### PROBLEM
Look through the data for the string "Tromsø". Copy every line where it is found.

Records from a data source
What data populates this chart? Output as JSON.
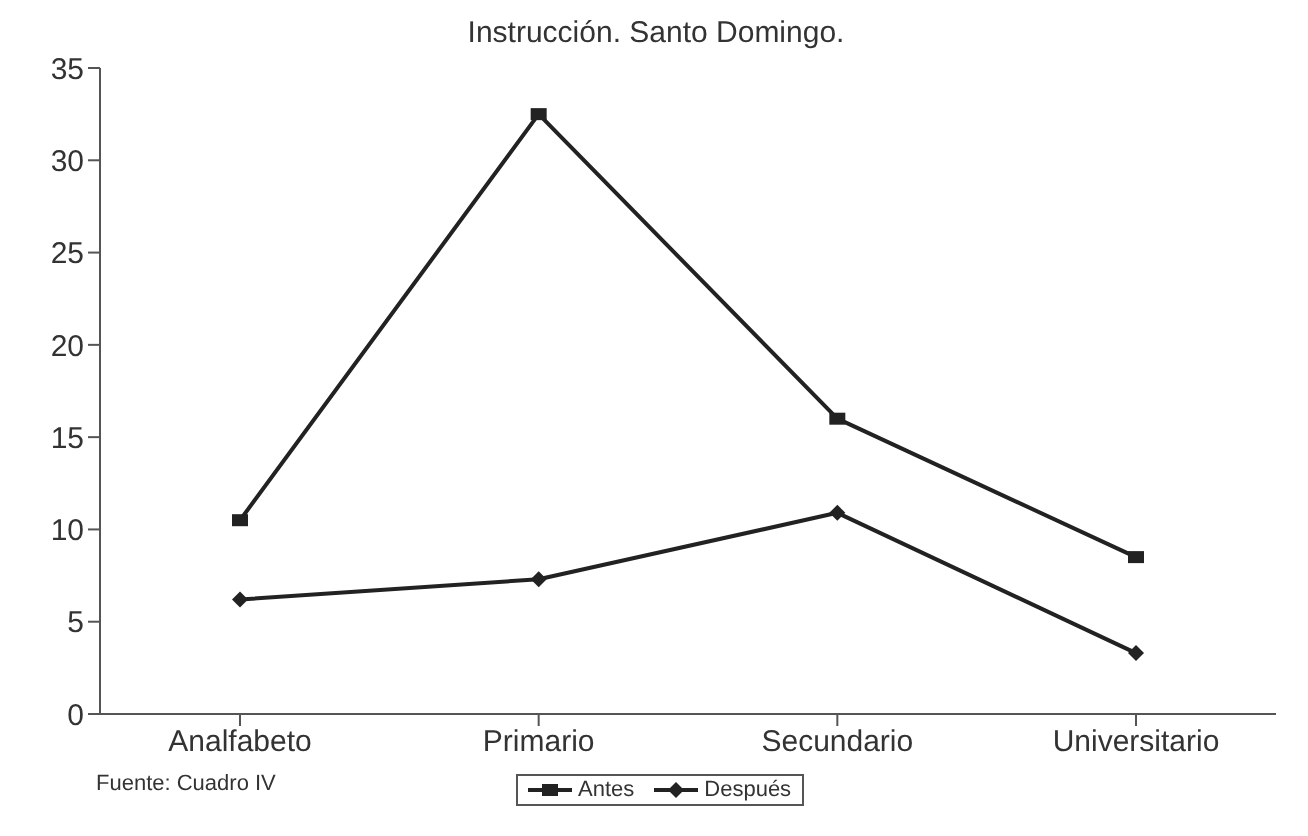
{
  "chart_data": {
    "type": "line",
    "title": "Instrucción. Santo Domingo.",
    "categories": [
      "Analfabeto",
      "Primario",
      "Secundario",
      "Universitario"
    ],
    "series": [
      {
        "name": "Antes",
        "color": "#222222",
        "values": [
          10.5,
          32.5,
          16,
          8.5
        ],
        "marker": "square"
      },
      {
        "name": "Después",
        "color": "#222222",
        "values": [
          6.2,
          7.3,
          10.9,
          3.3
        ],
        "marker": "diamond"
      }
    ],
    "ylim": [
      0,
      35
    ],
    "yticks": [
      0,
      5,
      10,
      15,
      20,
      25,
      30,
      35
    ],
    "legend": "bottom",
    "line_style": "solid",
    "annotations": [
      "Fuente: Cuadro IV"
    ]
  }
}
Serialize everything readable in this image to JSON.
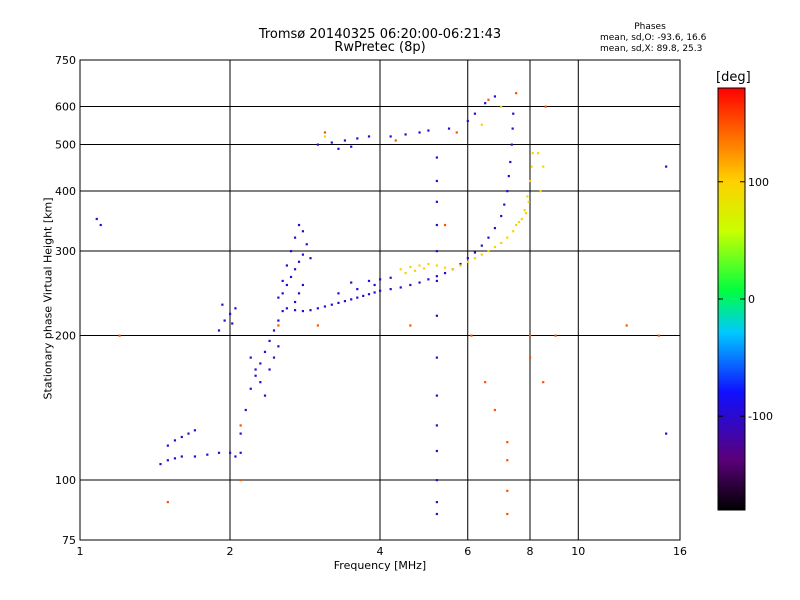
{
  "header": {
    "title_line1": "Tromsø 20140325 06:20:00-06:21:43",
    "title_line2": "RwPretec (8p)"
  },
  "phase_box": {
    "title": "Phases",
    "o_line": "mean, sd,O: -93.6, 16.6",
    "x_line": "mean, sd,X:  89.8, 25.3"
  },
  "colorbar": {
    "unit": "[deg]",
    "min": -180,
    "max": 180,
    "ticks": [
      100,
      0,
      -100
    ],
    "tick_labels": [
      "100",
      "0",
      "-100"
    ]
  },
  "chart_data": {
    "type": "scatter",
    "title": "Tromsø 20140325 06:20:00-06:21:43",
    "subtitle": "RwPretec (8p)",
    "xlabel": "Frequency [MHz]",
    "ylabel": "Stationary phase Virtual Height [km]",
    "x_scale": "log",
    "y_scale": "log",
    "xlim": [
      1,
      16
    ],
    "ylim": [
      75,
      750
    ],
    "x_ticks": [
      1,
      2,
      4,
      6,
      8,
      10,
      16
    ],
    "x_tick_labels": [
      "1",
      "2",
      "4",
      "6",
      "8",
      "10",
      "16"
    ],
    "y_ticks": [
      75,
      100,
      200,
      300,
      400,
      500,
      600,
      750
    ],
    "y_tick_labels": [
      "75",
      "100",
      "200",
      "300",
      "400",
      "500",
      "600",
      "750"
    ],
    "grid": true,
    "series": [
      {
        "values_phase_deg": -100,
        "points": [
          [
            1.45,
            108
          ],
          [
            1.5,
            110
          ],
          [
            1.55,
            111
          ],
          [
            1.6,
            112
          ],
          [
            1.7,
            112
          ],
          [
            1.8,
            113
          ],
          [
            1.9,
            114
          ],
          [
            2.0,
            114
          ],
          [
            2.05,
            112
          ],
          [
            2.1,
            114
          ],
          [
            1.5,
            118
          ],
          [
            1.55,
            121
          ],
          [
            1.6,
            123
          ],
          [
            1.65,
            125
          ],
          [
            1.7,
            127
          ],
          [
            1.9,
            205
          ],
          [
            1.95,
            215
          ],
          [
            2.0,
            222
          ],
          [
            2.05,
            228
          ],
          [
            1.93,
            232
          ],
          [
            2.02,
            212
          ],
          [
            2.1,
            125
          ],
          [
            2.15,
            140
          ],
          [
            2.2,
            155
          ],
          [
            2.25,
            165
          ],
          [
            2.3,
            175
          ],
          [
            2.35,
            185
          ],
          [
            2.4,
            195
          ],
          [
            2.45,
            205
          ],
          [
            2.5,
            215
          ],
          [
            2.55,
            225
          ],
          [
            2.2,
            180
          ],
          [
            2.25,
            170
          ],
          [
            2.3,
            160
          ],
          [
            2.35,
            150
          ],
          [
            2.4,
            170
          ],
          [
            2.45,
            180
          ],
          [
            2.5,
            190
          ],
          [
            2.5,
            240
          ],
          [
            2.55,
            260
          ],
          [
            2.6,
            280
          ],
          [
            2.65,
            300
          ],
          [
            2.7,
            320
          ],
          [
            2.75,
            340
          ],
          [
            2.8,
            330
          ],
          [
            2.85,
            310
          ],
          [
            2.9,
            290
          ],
          [
            2.55,
            245
          ],
          [
            2.6,
            255
          ],
          [
            2.65,
            265
          ],
          [
            2.7,
            275
          ],
          [
            2.75,
            285
          ],
          [
            2.8,
            295
          ],
          [
            2.7,
            235
          ],
          [
            2.75,
            245
          ],
          [
            2.8,
            255
          ],
          [
            2.6,
            228
          ],
          [
            2.7,
            226
          ],
          [
            2.8,
            225
          ],
          [
            2.9,
            226
          ],
          [
            3.0,
            228
          ],
          [
            3.1,
            230
          ],
          [
            3.2,
            232
          ],
          [
            3.3,
            234
          ],
          [
            3.4,
            236
          ],
          [
            3.5,
            238
          ],
          [
            3.6,
            240
          ],
          [
            3.7,
            242
          ],
          [
            3.8,
            244
          ],
          [
            3.9,
            246
          ],
          [
            4.0,
            248
          ],
          [
            4.2,
            250
          ],
          [
            4.4,
            252
          ],
          [
            4.6,
            255
          ],
          [
            4.8,
            258
          ],
          [
            5.0,
            262
          ],
          [
            5.2,
            266
          ],
          [
            5.4,
            270
          ],
          [
            5.6,
            275
          ],
          [
            5.8,
            282
          ],
          [
            6.0,
            290
          ],
          [
            6.2,
            298
          ],
          [
            6.4,
            308
          ],
          [
            6.6,
            320
          ],
          [
            6.8,
            335
          ],
          [
            7.0,
            355
          ],
          [
            7.1,
            375
          ],
          [
            7.2,
            400
          ],
          [
            7.25,
            430
          ],
          [
            7.3,
            460
          ],
          [
            7.35,
            500
          ],
          [
            7.38,
            540
          ],
          [
            7.4,
            580
          ],
          [
            3.5,
            258
          ],
          [
            3.8,
            260
          ],
          [
            4.0,
            262
          ],
          [
            4.2,
            264
          ],
          [
            3.3,
            245
          ],
          [
            3.6,
            250
          ],
          [
            3.9,
            255
          ],
          [
            5.2,
            300
          ],
          [
            5.2,
            260
          ],
          [
            5.2,
            220
          ],
          [
            5.2,
            180
          ],
          [
            5.2,
            150
          ],
          [
            5.2,
            130
          ],
          [
            5.2,
            115
          ],
          [
            5.2,
            100
          ],
          [
            5.2,
            90
          ],
          [
            5.2,
            85
          ],
          [
            5.2,
            340
          ],
          [
            5.2,
            380
          ],
          [
            5.2,
            420
          ],
          [
            5.2,
            470
          ],
          [
            3.0,
            500
          ],
          [
            3.2,
            505
          ],
          [
            3.4,
            510
          ],
          [
            3.6,
            515
          ],
          [
            3.8,
            520
          ],
          [
            3.5,
            495
          ],
          [
            3.3,
            490
          ],
          [
            4.2,
            520
          ],
          [
            4.5,
            525
          ],
          [
            4.8,
            530
          ],
          [
            5.0,
            535
          ],
          [
            5.5,
            540
          ],
          [
            6.0,
            560
          ],
          [
            6.2,
            580
          ],
          [
            6.5,
            610
          ],
          [
            6.8,
            630
          ],
          [
            15.0,
            450
          ],
          [
            15.0,
            125
          ],
          [
            1.08,
            350
          ],
          [
            1.1,
            340
          ]
        ]
      },
      {
        "values_phase_deg": 100,
        "points": [
          [
            4.4,
            275
          ],
          [
            4.6,
            278
          ],
          [
            4.8,
            280
          ],
          [
            5.0,
            282
          ],
          [
            5.2,
            280
          ],
          [
            5.4,
            277
          ],
          [
            5.6,
            275
          ],
          [
            5.8,
            280
          ],
          [
            6.0,
            285
          ],
          [
            6.2,
            290
          ],
          [
            6.4,
            295
          ],
          [
            6.6,
            300
          ],
          [
            6.8,
            306
          ],
          [
            7.0,
            312
          ],
          [
            7.2,
            320
          ],
          [
            7.4,
            330
          ],
          [
            7.6,
            345
          ],
          [
            7.8,
            365
          ],
          [
            7.9,
            390
          ],
          [
            8.0,
            420
          ],
          [
            8.05,
            450
          ],
          [
            8.1,
            480
          ],
          [
            7.95,
            380
          ],
          [
            7.85,
            360
          ],
          [
            7.7,
            350
          ],
          [
            7.5,
            340
          ],
          [
            4.5,
            270
          ],
          [
            4.7,
            273
          ],
          [
            4.9,
            276
          ],
          [
            3.1,
            520
          ],
          [
            6.4,
            550
          ],
          [
            7.0,
            600
          ],
          [
            8.3,
            480
          ],
          [
            8.4,
            400
          ],
          [
            8.5,
            450
          ]
        ]
      },
      {
        "values_phase_deg": 150,
        "points": [
          [
            1.5,
            90
          ],
          [
            2.1,
            100
          ],
          [
            2.5,
            210
          ],
          [
            3.0,
            210
          ],
          [
            4.6,
            210
          ],
          [
            5.4,
            340
          ],
          [
            6.1,
            200
          ],
          [
            6.5,
            160
          ],
          [
            6.8,
            140
          ],
          [
            7.2,
            120
          ],
          [
            7.2,
            110
          ],
          [
            7.2,
            95
          ],
          [
            7.2,
            85
          ],
          [
            8.0,
            200
          ],
          [
            8.0,
            180
          ],
          [
            8.5,
            160
          ],
          [
            9.0,
            200
          ],
          [
            8.6,
            600
          ],
          [
            7.5,
            640
          ],
          [
            6.6,
            620
          ],
          [
            1.2,
            200
          ],
          [
            12.5,
            210
          ],
          [
            14.5,
            200
          ],
          [
            2.1,
            130
          ],
          [
            3.1,
            530
          ],
          [
            4.3,
            510
          ],
          [
            5.7,
            530
          ]
        ]
      }
    ]
  }
}
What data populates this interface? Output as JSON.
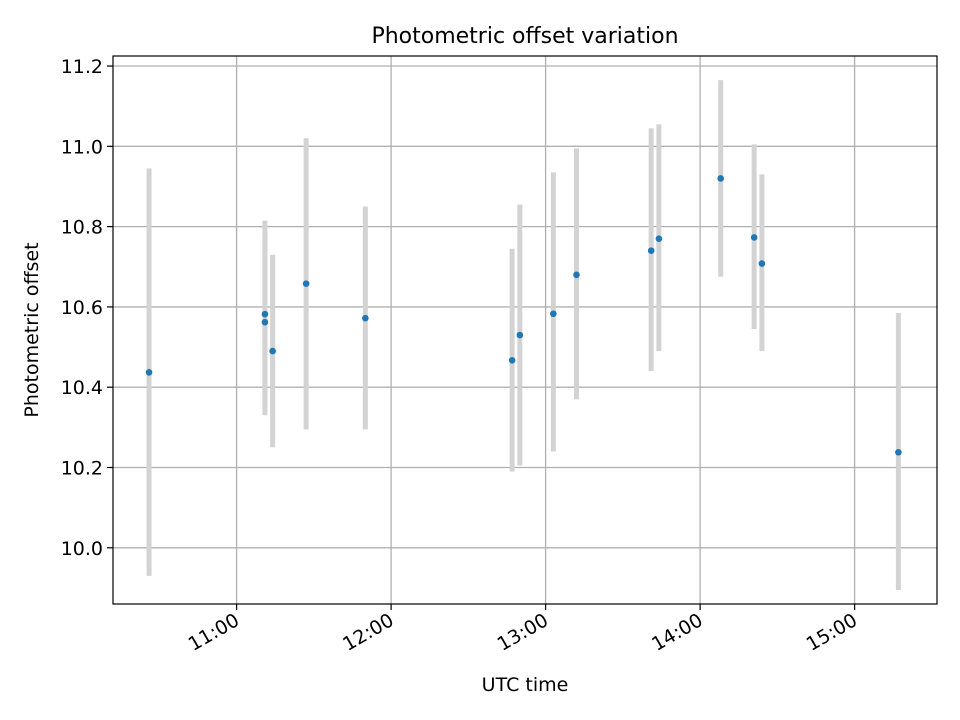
{
  "chart_data": {
    "type": "scatter",
    "title": "Photometric offset variation",
    "xlabel": "UTC time",
    "ylabel": "Photometric offset",
    "xlim": [
      "10:12",
      "15:32"
    ],
    "ylim": [
      9.86,
      11.225
    ],
    "grid": true,
    "x_ticks": [
      "11:00",
      "12:00",
      "13:00",
      "14:00",
      "15:00"
    ],
    "y_ticks": [
      "10.0",
      "10.2",
      "10.4",
      "10.6",
      "10.8",
      "11.0",
      "11.2"
    ],
    "points": [
      {
        "x": "10:26",
        "y": 10.437,
        "err_low": 9.93,
        "err_high": 10.945
      },
      {
        "x": "11:11",
        "y": 10.582,
        "err_low": 10.33,
        "err_high": 10.815
      },
      {
        "x": "11:11",
        "y": 10.562,
        "err_low": 10.35,
        "err_high": 10.78
      },
      {
        "x": "11:14",
        "y": 10.49,
        "err_low": 10.25,
        "err_high": 10.73
      },
      {
        "x": "11:27",
        "y": 10.658,
        "err_low": 10.295,
        "err_high": 11.02
      },
      {
        "x": "11:50",
        "y": 10.572,
        "err_low": 10.295,
        "err_high": 10.85
      },
      {
        "x": "12:47",
        "y": 10.467,
        "err_low": 10.19,
        "err_high": 10.745
      },
      {
        "x": "12:50",
        "y": 10.53,
        "err_low": 10.205,
        "err_high": 10.855
      },
      {
        "x": "13:03",
        "y": 10.583,
        "err_low": 10.24,
        "err_high": 10.935
      },
      {
        "x": "13:12",
        "y": 10.68,
        "err_low": 10.37,
        "err_high": 10.995
      },
      {
        "x": "13:41",
        "y": 10.74,
        "err_low": 10.44,
        "err_high": 11.045
      },
      {
        "x": "13:44",
        "y": 10.77,
        "err_low": 10.49,
        "err_high": 11.055
      },
      {
        "x": "14:08",
        "y": 10.92,
        "err_low": 10.675,
        "err_high": 11.165
      },
      {
        "x": "14:21",
        "y": 10.773,
        "err_low": 10.545,
        "err_high": 11.005
      },
      {
        "x": "14:24",
        "y": 10.708,
        "err_low": 10.49,
        "err_high": 10.93
      },
      {
        "x": "15:17",
        "y": 10.238,
        "err_low": 9.895,
        "err_high": 10.585
      }
    ],
    "colors": {
      "point": "#1f77b4",
      "errorbar": "#d3d3d3",
      "grid": "#b0b0b0",
      "axes": "#000000"
    }
  }
}
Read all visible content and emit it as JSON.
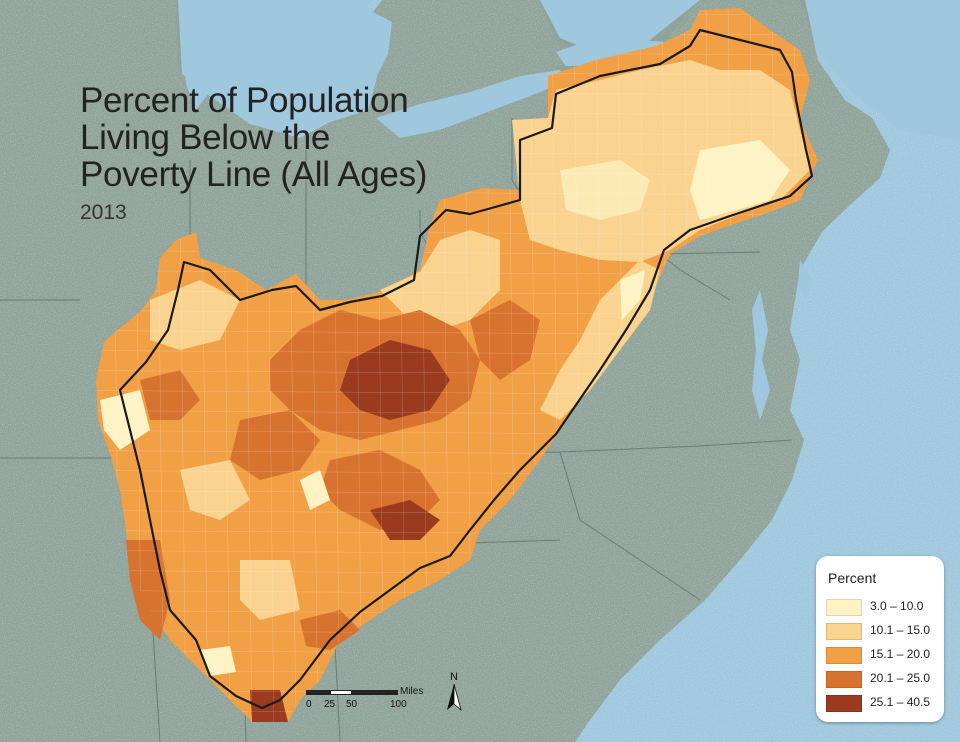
{
  "title": {
    "lines": [
      "Percent of Population",
      "Living Below the",
      "Poverty Line (All Ages)"
    ],
    "year": "2013"
  },
  "legend": {
    "title": "Percent",
    "classes": [
      {
        "label": "3.0 – 10.0",
        "color": "#fdf3c4"
      },
      {
        "label": "10.1 – 15.0",
        "color": "#f9d38f"
      },
      {
        "label": "15.1 – 20.0",
        "color": "#f2a046"
      },
      {
        "label": "20.1 – 25.0",
        "color": "#d8732f"
      },
      {
        "label": "25.1 – 40.5",
        "color": "#9a3a1f"
      }
    ]
  },
  "scale": {
    "unit": "Miles",
    "ticks": [
      "0",
      "25",
      "50",
      "100"
    ]
  },
  "north_arrow": {
    "label": "N"
  },
  "colors": {
    "water": "#9fc7dd",
    "land": "#8fa39a",
    "boundary": "#1a1a1a"
  }
}
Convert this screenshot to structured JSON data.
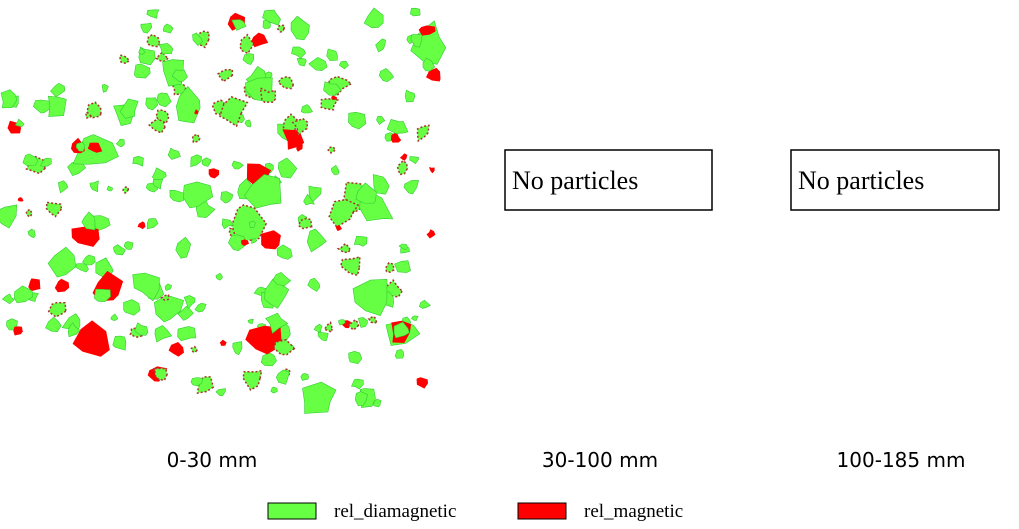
{
  "panels": [
    {
      "label": "0-30 mm"
    },
    {
      "label": "30-100 mm",
      "message": "No particles"
    },
    {
      "label": "100-185 mm",
      "message": "No particles"
    }
  ],
  "legend": [
    {
      "name": "rel_diamagnetic",
      "color": "#66ff44"
    },
    {
      "name": "rel_magnetic",
      "color": "#ff0000"
    }
  ]
}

### EXPECTED ANSWER
    "title_line1": "Tromsø 20140325 06:20:00-06:21:43",
    "title": "Tromsø 20140325 06:20:00-06:21:43",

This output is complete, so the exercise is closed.